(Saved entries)
- - - -

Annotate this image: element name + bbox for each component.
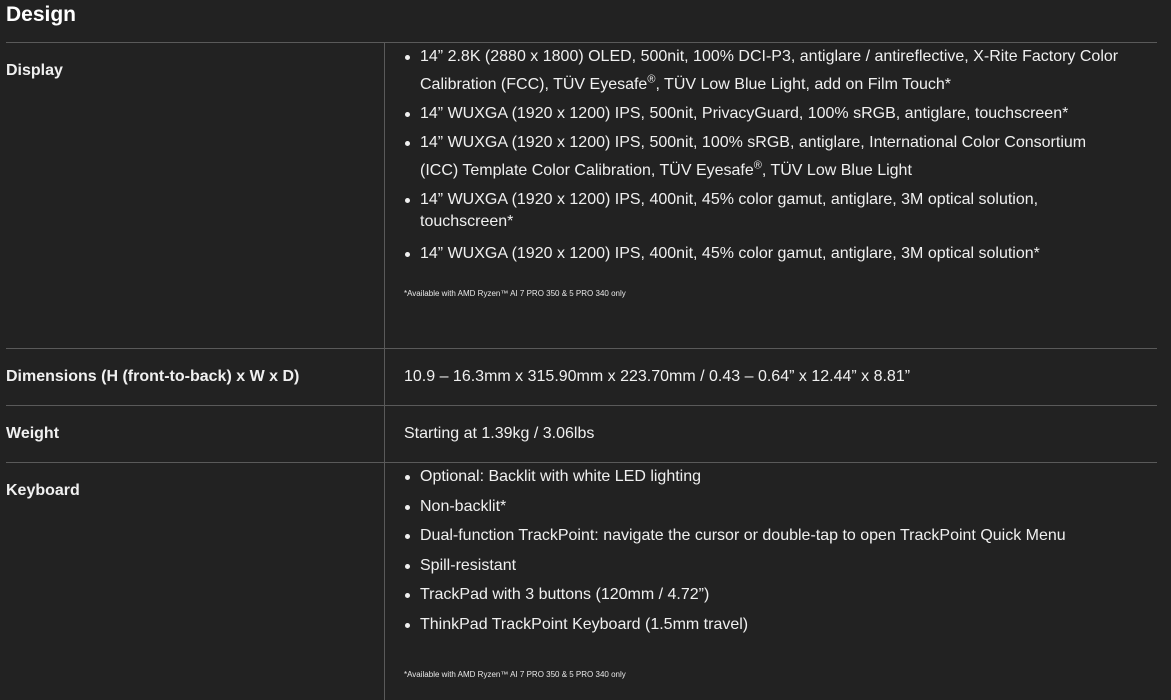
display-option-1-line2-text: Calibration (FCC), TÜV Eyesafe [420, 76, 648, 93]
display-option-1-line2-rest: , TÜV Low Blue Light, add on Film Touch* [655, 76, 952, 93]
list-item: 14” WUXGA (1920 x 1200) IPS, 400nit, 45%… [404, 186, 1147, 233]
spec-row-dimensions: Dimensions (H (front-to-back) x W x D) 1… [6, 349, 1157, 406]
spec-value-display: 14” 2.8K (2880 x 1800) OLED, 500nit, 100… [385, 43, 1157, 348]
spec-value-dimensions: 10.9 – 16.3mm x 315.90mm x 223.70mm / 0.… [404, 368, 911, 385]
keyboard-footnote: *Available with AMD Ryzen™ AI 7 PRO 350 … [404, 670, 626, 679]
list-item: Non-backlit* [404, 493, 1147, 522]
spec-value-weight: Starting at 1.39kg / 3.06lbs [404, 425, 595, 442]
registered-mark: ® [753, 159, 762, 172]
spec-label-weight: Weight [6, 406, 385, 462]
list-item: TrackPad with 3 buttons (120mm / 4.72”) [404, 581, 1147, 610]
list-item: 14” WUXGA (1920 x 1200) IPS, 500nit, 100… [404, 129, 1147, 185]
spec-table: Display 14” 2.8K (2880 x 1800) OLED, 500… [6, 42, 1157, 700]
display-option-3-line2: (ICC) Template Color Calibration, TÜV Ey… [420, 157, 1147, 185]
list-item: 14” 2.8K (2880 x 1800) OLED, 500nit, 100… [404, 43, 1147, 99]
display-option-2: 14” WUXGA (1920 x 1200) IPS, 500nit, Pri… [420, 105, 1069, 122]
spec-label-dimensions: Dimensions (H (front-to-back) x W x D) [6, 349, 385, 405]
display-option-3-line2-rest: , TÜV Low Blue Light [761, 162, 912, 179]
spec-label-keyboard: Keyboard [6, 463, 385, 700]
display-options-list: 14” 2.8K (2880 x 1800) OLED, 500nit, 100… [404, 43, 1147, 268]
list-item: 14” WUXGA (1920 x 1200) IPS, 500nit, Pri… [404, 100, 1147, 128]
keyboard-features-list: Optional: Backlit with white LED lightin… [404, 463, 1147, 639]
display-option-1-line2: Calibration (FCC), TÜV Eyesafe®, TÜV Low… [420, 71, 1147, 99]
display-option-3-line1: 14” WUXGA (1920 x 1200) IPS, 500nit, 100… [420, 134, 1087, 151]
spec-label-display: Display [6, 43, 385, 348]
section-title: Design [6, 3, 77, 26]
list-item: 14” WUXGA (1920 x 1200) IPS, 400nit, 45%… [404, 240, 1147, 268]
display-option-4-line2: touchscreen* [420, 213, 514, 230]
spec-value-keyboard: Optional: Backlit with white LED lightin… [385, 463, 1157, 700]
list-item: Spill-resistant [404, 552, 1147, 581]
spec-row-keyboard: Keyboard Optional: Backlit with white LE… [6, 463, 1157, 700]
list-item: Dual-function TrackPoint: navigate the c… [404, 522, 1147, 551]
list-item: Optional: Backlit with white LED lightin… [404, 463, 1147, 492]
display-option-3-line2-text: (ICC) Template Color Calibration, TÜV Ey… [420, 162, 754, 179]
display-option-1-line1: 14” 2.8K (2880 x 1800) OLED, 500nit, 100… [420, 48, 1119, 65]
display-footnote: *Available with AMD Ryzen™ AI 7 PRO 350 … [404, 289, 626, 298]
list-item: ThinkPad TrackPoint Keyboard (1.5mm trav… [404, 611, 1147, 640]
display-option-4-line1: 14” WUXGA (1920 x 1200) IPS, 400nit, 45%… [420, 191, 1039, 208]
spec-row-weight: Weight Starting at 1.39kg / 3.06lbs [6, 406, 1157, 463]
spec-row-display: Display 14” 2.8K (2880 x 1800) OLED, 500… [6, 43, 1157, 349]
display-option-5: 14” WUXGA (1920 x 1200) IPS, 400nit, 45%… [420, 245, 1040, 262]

- - - -

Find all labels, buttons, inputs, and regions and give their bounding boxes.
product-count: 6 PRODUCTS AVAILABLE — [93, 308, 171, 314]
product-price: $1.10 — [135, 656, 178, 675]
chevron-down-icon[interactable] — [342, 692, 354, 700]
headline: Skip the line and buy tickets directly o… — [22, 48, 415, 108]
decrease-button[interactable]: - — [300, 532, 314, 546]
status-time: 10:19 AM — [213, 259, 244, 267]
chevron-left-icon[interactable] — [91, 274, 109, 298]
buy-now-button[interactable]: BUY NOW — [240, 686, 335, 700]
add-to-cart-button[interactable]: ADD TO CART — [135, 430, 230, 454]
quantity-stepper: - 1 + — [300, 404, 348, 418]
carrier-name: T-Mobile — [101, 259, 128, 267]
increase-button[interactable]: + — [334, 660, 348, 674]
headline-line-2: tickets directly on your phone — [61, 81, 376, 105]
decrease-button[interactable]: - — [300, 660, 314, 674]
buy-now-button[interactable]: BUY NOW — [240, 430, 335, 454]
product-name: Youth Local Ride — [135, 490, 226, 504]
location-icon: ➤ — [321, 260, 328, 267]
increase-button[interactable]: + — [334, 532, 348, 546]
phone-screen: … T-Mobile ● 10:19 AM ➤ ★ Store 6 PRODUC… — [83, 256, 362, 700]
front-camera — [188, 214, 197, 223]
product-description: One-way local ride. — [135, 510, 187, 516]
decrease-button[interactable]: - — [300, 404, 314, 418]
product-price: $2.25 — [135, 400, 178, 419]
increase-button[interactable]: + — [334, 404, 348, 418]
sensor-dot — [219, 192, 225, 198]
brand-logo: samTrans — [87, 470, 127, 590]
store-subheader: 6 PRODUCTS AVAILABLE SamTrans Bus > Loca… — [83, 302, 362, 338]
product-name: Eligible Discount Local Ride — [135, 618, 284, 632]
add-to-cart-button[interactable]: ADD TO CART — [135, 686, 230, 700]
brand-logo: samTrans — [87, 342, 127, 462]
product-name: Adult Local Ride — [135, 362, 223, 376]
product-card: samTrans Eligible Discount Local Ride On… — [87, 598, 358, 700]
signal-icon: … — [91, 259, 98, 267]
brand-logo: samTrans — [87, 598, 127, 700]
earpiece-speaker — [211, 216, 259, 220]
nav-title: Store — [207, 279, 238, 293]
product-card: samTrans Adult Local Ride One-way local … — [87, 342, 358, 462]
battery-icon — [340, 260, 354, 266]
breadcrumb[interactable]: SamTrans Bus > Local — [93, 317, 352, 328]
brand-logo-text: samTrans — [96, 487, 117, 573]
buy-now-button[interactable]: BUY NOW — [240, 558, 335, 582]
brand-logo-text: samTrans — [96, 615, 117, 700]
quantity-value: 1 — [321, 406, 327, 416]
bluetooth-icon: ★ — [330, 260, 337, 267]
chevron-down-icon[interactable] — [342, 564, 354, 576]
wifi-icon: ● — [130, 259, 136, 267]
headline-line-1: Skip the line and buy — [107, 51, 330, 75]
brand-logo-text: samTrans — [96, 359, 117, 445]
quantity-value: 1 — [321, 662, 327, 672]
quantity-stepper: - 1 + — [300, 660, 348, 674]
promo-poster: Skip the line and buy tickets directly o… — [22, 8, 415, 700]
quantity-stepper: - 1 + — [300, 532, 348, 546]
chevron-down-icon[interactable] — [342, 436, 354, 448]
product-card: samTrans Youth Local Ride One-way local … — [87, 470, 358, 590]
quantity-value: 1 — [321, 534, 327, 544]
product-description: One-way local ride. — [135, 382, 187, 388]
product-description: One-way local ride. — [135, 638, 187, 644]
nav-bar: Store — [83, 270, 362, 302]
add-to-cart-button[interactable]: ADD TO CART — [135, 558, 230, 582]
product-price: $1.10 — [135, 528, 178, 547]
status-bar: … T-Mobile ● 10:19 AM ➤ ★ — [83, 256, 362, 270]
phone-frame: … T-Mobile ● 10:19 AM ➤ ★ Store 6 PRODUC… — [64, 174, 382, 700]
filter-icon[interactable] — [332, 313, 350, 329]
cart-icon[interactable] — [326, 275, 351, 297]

- - - -

SHORT PROBLEM: Could you arrange the lines between the one containing "Find all labels, buttons, inputs, and" and the one containing "430, 230, 454]", inclusive, as a JSON list of strings, with one string for each line and any blank lines left out?

SOLUTION TO THIS PROBLEM:
[
  "Find all labels, buttons, inputs, and regions and give their bounding boxes.",
  "product-count: 6 PRODUCTS AVAILABLE — [93, 308, 171, 314]",
  "product-price: $1.10 — [135, 656, 178, 675]",
  "chevron-down-icon[interactable] — [342, 692, 354, 700]",
  "headline: Skip the line and buy tickets directly o… — [22, 48, 415, 108]",
  "decrease-button[interactable]: - — [300, 532, 314, 546]",
  "status-time: 10:19 AM — [213, 259, 244, 267]",
  "chevron-left-icon[interactable] — [91, 274, 109, 298]",
  "buy-now-button[interactable]: BUY NOW — [240, 686, 335, 700]",
  "add-to-cart-button[interactable]: ADD TO CART — [135, 430, 230, 454]"
]